### [WRITTEN TASK]
Extract every line that includes the string "name".

Structured figure records
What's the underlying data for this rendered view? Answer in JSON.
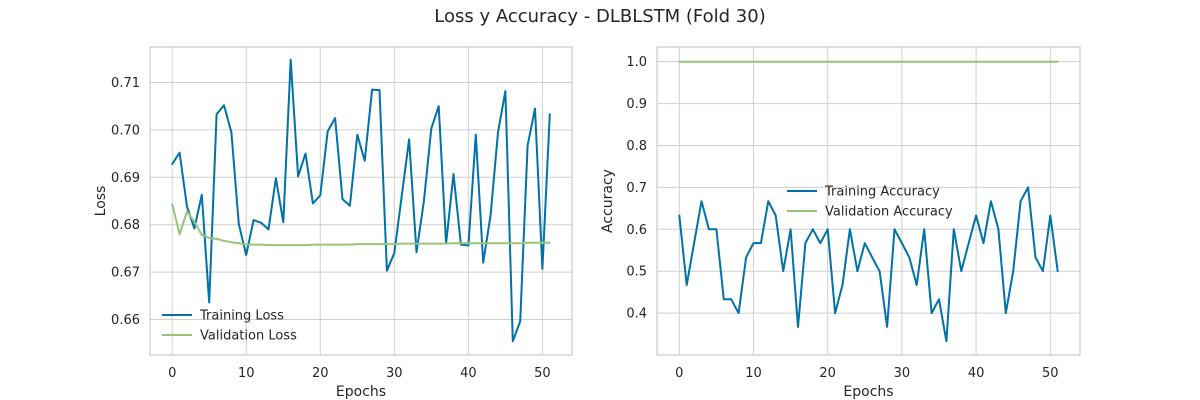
{
  "figure": {
    "title": "Loss y Accuracy - DLBLSTM (Fold 30)"
  },
  "colors": {
    "training": "#0072a8",
    "validation": "#96c47a",
    "grid": "#d0d0d0",
    "frame": "#cccccc"
  },
  "chart_data": [
    {
      "type": "line",
      "xlabel": "Epochs",
      "ylabel": "Loss",
      "xlim": [
        -3.0,
        54.0
      ],
      "ylim": [
        0.6525,
        0.7175
      ],
      "xticks": [
        0,
        10,
        20,
        30,
        40,
        50
      ],
      "yticks": [
        0.66,
        0.67,
        0.68,
        0.69,
        0.7,
        0.71
      ],
      "ytick_labels": [
        "0.66",
        "0.67",
        "0.68",
        "0.69",
        "0.70",
        "0.71"
      ],
      "grid": true,
      "legend_position": "lower-left",
      "x": [
        0,
        1,
        2,
        3,
        4,
        5,
        6,
        7,
        8,
        9,
        10,
        11,
        12,
        13,
        14,
        15,
        16,
        17,
        18,
        19,
        20,
        21,
        22,
        23,
        24,
        25,
        26,
        27,
        28,
        29,
        30,
        31,
        32,
        33,
        34,
        35,
        36,
        37,
        38,
        39,
        40,
        41,
        42,
        43,
        44,
        45,
        46,
        47,
        48,
        49,
        50,
        51
      ],
      "series": [
        {
          "name": "Training Loss",
          "values": [
            0.6928,
            0.6952,
            0.6838,
            0.6792,
            0.6863,
            0.6636,
            0.7033,
            0.7052,
            0.6995,
            0.6801,
            0.6736,
            0.681,
            0.6804,
            0.679,
            0.6898,
            0.6805,
            0.7148,
            0.6902,
            0.695,
            0.6845,
            0.6862,
            0.6997,
            0.7025,
            0.6854,
            0.684,
            0.699,
            0.6935,
            0.7085,
            0.7084,
            0.6703,
            0.674,
            0.686,
            0.698,
            0.6742,
            0.685,
            0.7003,
            0.705,
            0.676,
            0.6907,
            0.6758,
            0.6756,
            0.699,
            0.672,
            0.682,
            0.6995,
            0.7082,
            0.6554,
            0.6596,
            0.6967,
            0.7045,
            0.6707,
            0.7033
          ]
        },
        {
          "name": "Validation Loss",
          "values": [
            0.6843,
            0.678,
            0.6828,
            0.6806,
            0.6778,
            0.6772,
            0.677,
            0.6766,
            0.6763,
            0.6761,
            0.6758,
            0.6758,
            0.6758,
            0.6757,
            0.6757,
            0.6757,
            0.6757,
            0.6757,
            0.6757,
            0.6758,
            0.6758,
            0.6758,
            0.6758,
            0.6758,
            0.6758,
            0.6759,
            0.6759,
            0.6759,
            0.6759,
            0.6759,
            0.6759,
            0.676,
            0.676,
            0.676,
            0.676,
            0.676,
            0.676,
            0.676,
            0.6761,
            0.6761,
            0.6761,
            0.6761,
            0.6761,
            0.6761,
            0.6761,
            0.6761,
            0.6761,
            0.6761,
            0.6762,
            0.6762,
            0.6762,
            0.6762
          ]
        }
      ]
    },
    {
      "type": "line",
      "xlabel": "Epochs",
      "ylabel": "Accuracy",
      "xlim": [
        -3.0,
        54.0
      ],
      "ylim": [
        0.3,
        1.035
      ],
      "xticks": [
        0,
        10,
        20,
        30,
        40,
        50
      ],
      "yticks": [
        0.4,
        0.5,
        0.6,
        0.7,
        0.8,
        0.9,
        1.0
      ],
      "ytick_labels": [
        "0.4",
        "0.5",
        "0.6",
        "0.7",
        "0.8",
        "0.9",
        "1.0"
      ],
      "grid": true,
      "legend_position": "center",
      "x": [
        0,
        1,
        2,
        3,
        4,
        5,
        6,
        7,
        8,
        9,
        10,
        11,
        12,
        13,
        14,
        15,
        16,
        17,
        18,
        19,
        20,
        21,
        22,
        23,
        24,
        25,
        26,
        27,
        28,
        29,
        30,
        31,
        32,
        33,
        34,
        35,
        36,
        37,
        38,
        39,
        40,
        41,
        42,
        43,
        44,
        45,
        46,
        47,
        48,
        49,
        50,
        51
      ],
      "series": [
        {
          "name": "Training Accuracy",
          "values": [
            0.633,
            0.467,
            0.567,
            0.667,
            0.6,
            0.6,
            0.433,
            0.433,
            0.4,
            0.533,
            0.567,
            0.567,
            0.667,
            0.633,
            0.5,
            0.6,
            0.367,
            0.567,
            0.6,
            0.567,
            0.6,
            0.4,
            0.467,
            0.6,
            0.5,
            0.567,
            0.533,
            0.5,
            0.367,
            0.6,
            0.567,
            0.533,
            0.467,
            0.6,
            0.4,
            0.433,
            0.333,
            0.6,
            0.5,
            0.567,
            0.633,
            0.567,
            0.667,
            0.6,
            0.4,
            0.5,
            0.667,
            0.7,
            0.533,
            0.5,
            0.633,
            0.5
          ]
        },
        {
          "name": "Validation Accuracy",
          "values": [
            1.0,
            1.0,
            1.0,
            1.0,
            1.0,
            1.0,
            1.0,
            1.0,
            1.0,
            1.0,
            1.0,
            1.0,
            1.0,
            1.0,
            1.0,
            1.0,
            1.0,
            1.0,
            1.0,
            1.0,
            1.0,
            1.0,
            1.0,
            1.0,
            1.0,
            1.0,
            1.0,
            1.0,
            1.0,
            1.0,
            1.0,
            1.0,
            1.0,
            1.0,
            1.0,
            1.0,
            1.0,
            1.0,
            1.0,
            1.0,
            1.0,
            1.0,
            1.0,
            1.0,
            1.0,
            1.0,
            1.0,
            1.0,
            1.0,
            1.0,
            1.0,
            1.0
          ]
        }
      ]
    }
  ]
}
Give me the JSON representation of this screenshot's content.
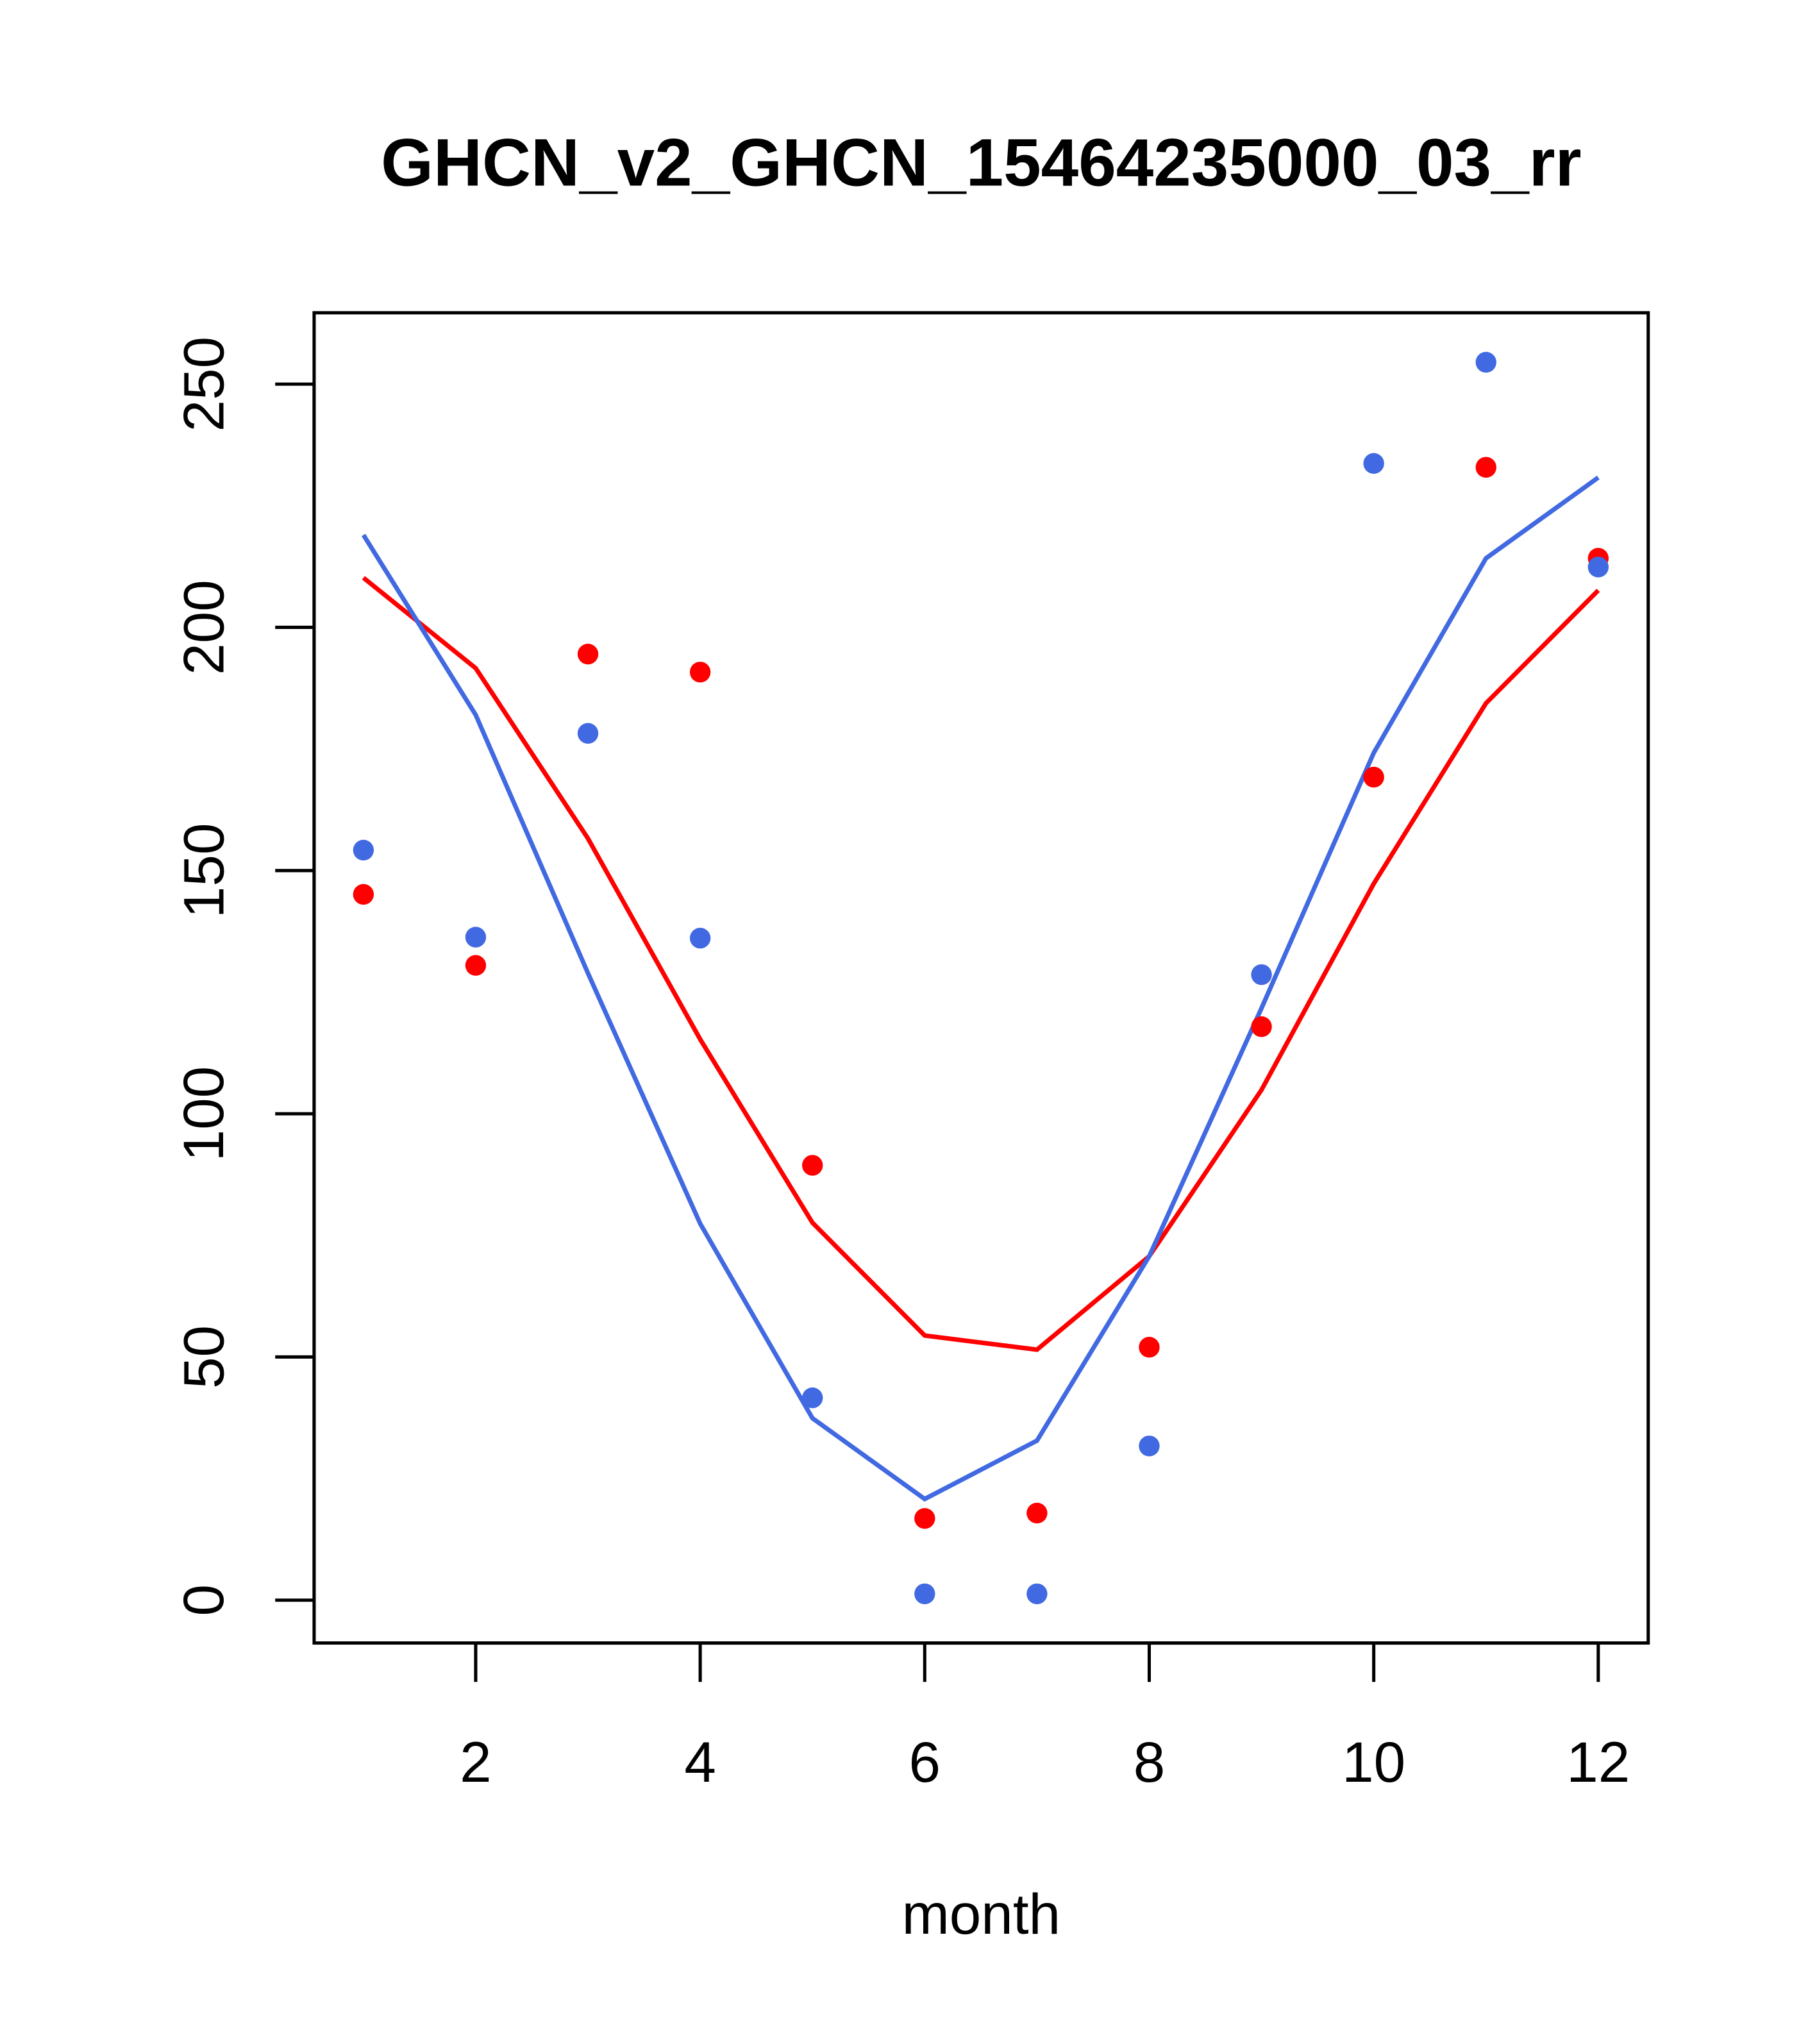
{
  "chart_data": {
    "type": "line",
    "title": "GHCN_v2_GHCN_15464235000_03_rr",
    "xlabel": "month",
    "ylabel": "",
    "xlim": [
      0.56,
      12.44
    ],
    "ylim": [
      -8.6,
      264.5
    ],
    "x_ticks": [
      2,
      4,
      6,
      8,
      10,
      12
    ],
    "y_ticks": [
      0,
      50,
      100,
      150,
      200,
      250
    ],
    "x": [
      1,
      2,
      3,
      4,
      5,
      6,
      7,
      8,
      9,
      10,
      11,
      12
    ],
    "series": [
      {
        "name": "red points",
        "kind": "points",
        "color": "#ff0000",
        "values": [
          145.1,
          130.5,
          194.5,
          190.8,
          89.4,
          16.8,
          17.9,
          52.0,
          117.9,
          169.2,
          232.9,
          214.2
        ]
      },
      {
        "name": "blue points",
        "kind": "points",
        "color": "#4169e1",
        "values": [
          154.2,
          136.3,
          178.2,
          136.1,
          41.6,
          1.3,
          1.3,
          31.7,
          128.6,
          233.7,
          254.5,
          212.4
        ]
      },
      {
        "name": "red line",
        "kind": "line",
        "color": "#ff0000",
        "values": [
          210.2,
          191.6,
          156.6,
          115.3,
          77.6,
          54.4,
          51.5,
          70.7,
          104.9,
          147.3,
          184.4,
          207.6
        ]
      },
      {
        "name": "blue line",
        "kind": "line",
        "color": "#4169e1",
        "values": [
          219.0,
          182.0,
          128.9,
          77.4,
          37.4,
          20.8,
          32.8,
          70.7,
          121.7,
          174.2,
          214.2,
          230.8
        ]
      }
    ]
  }
}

### [RESPONSE TO THE EXERCISE]
          "name": "Training Loss",
          "name": "Validation Loss",
          "name": "Training Accuracy",
          "name": "Validation Accuracy",
        "name": "red points",
        "name": "blue points",
        "name": "red line",
        "name": "blue line",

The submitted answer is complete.